## Material supplied:
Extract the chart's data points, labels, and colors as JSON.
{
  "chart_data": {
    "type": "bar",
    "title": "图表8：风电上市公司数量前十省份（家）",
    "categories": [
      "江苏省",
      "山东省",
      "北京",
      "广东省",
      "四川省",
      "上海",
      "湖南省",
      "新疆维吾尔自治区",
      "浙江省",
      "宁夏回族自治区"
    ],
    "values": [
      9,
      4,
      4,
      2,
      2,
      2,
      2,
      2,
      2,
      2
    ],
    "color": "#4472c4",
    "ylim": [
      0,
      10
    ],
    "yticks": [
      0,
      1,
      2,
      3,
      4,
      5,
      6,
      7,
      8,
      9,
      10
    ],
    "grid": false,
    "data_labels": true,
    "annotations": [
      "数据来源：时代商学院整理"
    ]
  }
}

---

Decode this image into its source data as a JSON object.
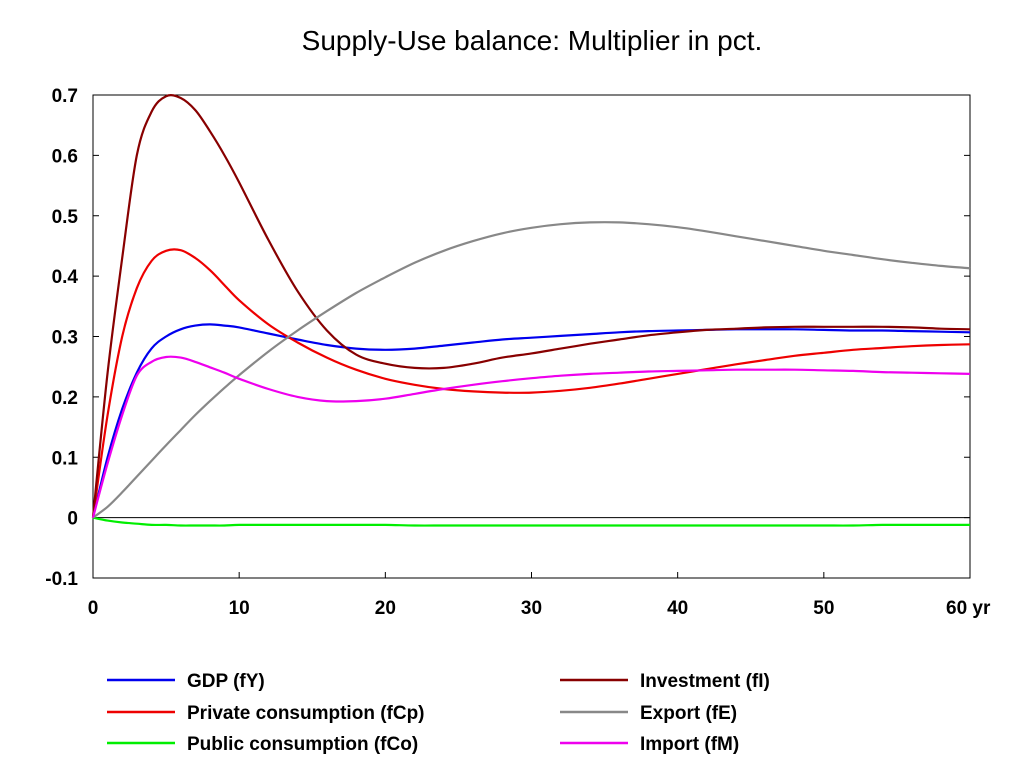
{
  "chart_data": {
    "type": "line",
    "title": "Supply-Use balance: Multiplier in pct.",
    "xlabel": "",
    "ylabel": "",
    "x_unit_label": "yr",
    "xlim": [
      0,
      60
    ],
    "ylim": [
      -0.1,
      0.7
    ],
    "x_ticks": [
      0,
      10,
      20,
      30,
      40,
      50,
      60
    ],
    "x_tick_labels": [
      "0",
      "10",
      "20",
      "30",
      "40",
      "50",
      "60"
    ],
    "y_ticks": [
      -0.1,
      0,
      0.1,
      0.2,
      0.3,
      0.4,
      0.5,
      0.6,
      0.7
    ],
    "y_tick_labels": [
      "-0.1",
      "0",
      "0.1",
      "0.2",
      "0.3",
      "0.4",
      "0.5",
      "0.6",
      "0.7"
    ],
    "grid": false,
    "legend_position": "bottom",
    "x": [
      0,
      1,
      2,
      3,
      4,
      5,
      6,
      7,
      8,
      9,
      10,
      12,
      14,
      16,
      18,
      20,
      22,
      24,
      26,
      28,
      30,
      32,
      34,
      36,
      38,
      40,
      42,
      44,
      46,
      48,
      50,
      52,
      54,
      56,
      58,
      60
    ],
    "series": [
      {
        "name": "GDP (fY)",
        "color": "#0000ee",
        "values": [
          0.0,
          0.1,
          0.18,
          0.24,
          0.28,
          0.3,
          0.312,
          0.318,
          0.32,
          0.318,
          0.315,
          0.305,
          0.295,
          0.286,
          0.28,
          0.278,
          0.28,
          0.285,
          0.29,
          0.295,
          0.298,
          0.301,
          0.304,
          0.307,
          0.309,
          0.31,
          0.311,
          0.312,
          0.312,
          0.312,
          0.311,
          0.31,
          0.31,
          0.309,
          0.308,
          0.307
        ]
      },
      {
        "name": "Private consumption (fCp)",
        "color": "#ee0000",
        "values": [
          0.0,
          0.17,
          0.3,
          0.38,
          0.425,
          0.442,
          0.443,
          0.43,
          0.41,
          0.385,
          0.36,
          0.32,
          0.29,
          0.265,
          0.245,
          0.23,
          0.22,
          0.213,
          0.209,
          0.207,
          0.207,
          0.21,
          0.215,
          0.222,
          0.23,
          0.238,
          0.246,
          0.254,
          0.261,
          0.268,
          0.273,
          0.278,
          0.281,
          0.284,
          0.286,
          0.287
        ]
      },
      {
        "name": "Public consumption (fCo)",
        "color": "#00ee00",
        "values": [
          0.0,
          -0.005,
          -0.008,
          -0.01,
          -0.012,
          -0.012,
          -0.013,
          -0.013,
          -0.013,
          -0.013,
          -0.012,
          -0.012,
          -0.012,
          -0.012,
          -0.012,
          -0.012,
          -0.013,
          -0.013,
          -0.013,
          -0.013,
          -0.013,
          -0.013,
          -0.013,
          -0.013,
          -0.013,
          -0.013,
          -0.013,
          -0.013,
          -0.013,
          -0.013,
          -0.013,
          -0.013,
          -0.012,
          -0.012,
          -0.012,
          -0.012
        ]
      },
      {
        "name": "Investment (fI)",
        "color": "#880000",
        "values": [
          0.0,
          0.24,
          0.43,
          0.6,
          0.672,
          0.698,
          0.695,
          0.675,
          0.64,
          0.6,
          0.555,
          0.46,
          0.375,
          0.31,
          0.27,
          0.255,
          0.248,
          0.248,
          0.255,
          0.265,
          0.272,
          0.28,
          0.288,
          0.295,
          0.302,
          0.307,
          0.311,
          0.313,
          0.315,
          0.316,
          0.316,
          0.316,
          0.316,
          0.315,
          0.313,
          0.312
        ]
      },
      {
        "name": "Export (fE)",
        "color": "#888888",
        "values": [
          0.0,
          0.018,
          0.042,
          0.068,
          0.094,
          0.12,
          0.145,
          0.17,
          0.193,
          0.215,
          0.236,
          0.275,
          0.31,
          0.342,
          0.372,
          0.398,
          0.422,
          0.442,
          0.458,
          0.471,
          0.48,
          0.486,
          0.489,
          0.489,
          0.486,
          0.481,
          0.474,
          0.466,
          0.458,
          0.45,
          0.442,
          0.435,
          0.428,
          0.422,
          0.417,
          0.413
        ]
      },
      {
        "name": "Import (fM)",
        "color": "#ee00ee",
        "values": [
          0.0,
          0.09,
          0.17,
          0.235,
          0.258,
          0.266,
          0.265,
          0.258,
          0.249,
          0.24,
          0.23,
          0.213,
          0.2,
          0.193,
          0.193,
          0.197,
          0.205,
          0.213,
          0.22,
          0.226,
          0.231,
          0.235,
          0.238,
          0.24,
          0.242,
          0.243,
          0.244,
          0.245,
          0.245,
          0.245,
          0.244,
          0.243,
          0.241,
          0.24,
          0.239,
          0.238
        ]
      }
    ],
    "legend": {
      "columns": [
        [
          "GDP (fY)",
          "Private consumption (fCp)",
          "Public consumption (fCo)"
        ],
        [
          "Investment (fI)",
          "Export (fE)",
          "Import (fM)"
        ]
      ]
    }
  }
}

## The task:
Locate the word "Private" in the data above. Copy every line carrying it.

## Complete answer:
        "name": "Private consumption (fCp)",
          "Private consumption (fCp)",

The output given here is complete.